(Stored items)
********************
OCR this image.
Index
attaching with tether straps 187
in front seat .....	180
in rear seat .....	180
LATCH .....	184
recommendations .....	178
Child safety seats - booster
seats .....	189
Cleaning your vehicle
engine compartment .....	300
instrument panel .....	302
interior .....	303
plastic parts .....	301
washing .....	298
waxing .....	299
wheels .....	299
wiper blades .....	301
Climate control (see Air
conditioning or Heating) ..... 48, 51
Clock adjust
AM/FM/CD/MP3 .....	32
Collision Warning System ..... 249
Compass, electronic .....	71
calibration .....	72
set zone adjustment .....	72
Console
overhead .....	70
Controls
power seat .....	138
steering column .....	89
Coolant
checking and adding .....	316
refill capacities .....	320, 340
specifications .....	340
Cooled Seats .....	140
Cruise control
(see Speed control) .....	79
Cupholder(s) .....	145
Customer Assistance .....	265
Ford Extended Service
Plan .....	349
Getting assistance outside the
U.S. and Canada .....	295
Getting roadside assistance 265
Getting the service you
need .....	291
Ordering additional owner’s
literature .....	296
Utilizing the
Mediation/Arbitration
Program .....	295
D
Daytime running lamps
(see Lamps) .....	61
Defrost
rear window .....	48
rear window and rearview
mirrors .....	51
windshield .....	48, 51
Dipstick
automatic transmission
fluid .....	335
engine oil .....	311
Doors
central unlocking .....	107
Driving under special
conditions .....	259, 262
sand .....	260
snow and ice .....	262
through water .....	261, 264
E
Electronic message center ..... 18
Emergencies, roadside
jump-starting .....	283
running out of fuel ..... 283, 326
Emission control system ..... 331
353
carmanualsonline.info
********************
(TASK OBJECTIVE)
How many lines in the records above contain the word "engine"? Give only the number.

(RIGHT ANSWER)
2